Gather all lines with the word "origin" in them.

* * * *

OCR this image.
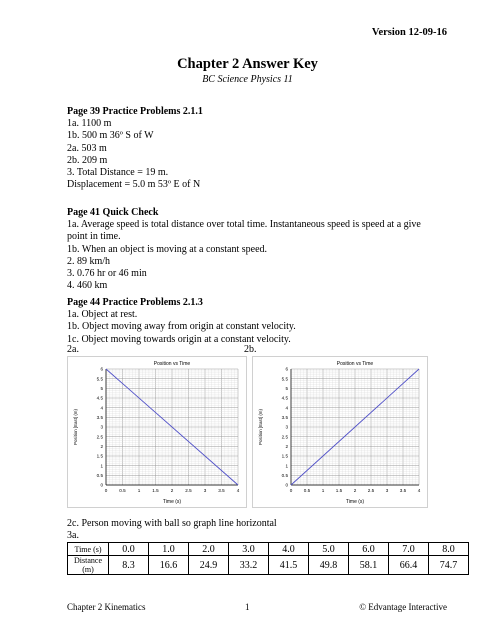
Version 12-09-16
Chapter 2 Answer Key
BC Science Physics 11
Page 39 Practice Problems 2.1.1
1a. 1100 m
1b. 500 m 36º S of W
2a. 503 m
2b. 209 m
3. Total Distance = 19 m.
Displacement = 5.0 m 53º E of N
Page 41 Quick Check
1a. Average speed is total distance over total time. Instantaneous speed is speed at a give point in time.
1b. When an object is moving at a constant speed.
2. 89 km/h
3. 0.76 hr or 46 min
4. 460 km
Page 44 Practice Problems 2.1.3
1a. Object at rest.
1b. Object moving away from origin at constant velocity.
1c. Object moving towards origin at a constant velocity.
2a.	2b.
Position vs Time
0	0.5	1	1.5	2	2.5	3	3.5	4
0
0.5
1
1.5
2
2.5
3
3.5
4
4.5
5
5.5
6
Time (s)
Position [East] (m)
Position vs Time
0	0.5	1	1.5	2	2.5	3	3.5	4
0
0.5
1
1.5
2
2.5
3
3.5
4
4.5
5
5.5
6
Time (s)
Position [East] (m)
2c. Person moving with ball so graph line horizontal
3a.
Time (s)	0.0	1.0	2.0	3.0	4.0	5.0	6.0	7.0	8.0
Distance (m)	8.3	16.6	24.9	33.2	41.5	49.8	58.1	66.4	74.7
Chapter 2 Kinematics	1	© Edvantage Interactive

* * * *

= Written solution =
1b. Object moving away from origin at constant velocity.
1c. Object moving towards origin at a constant velocity.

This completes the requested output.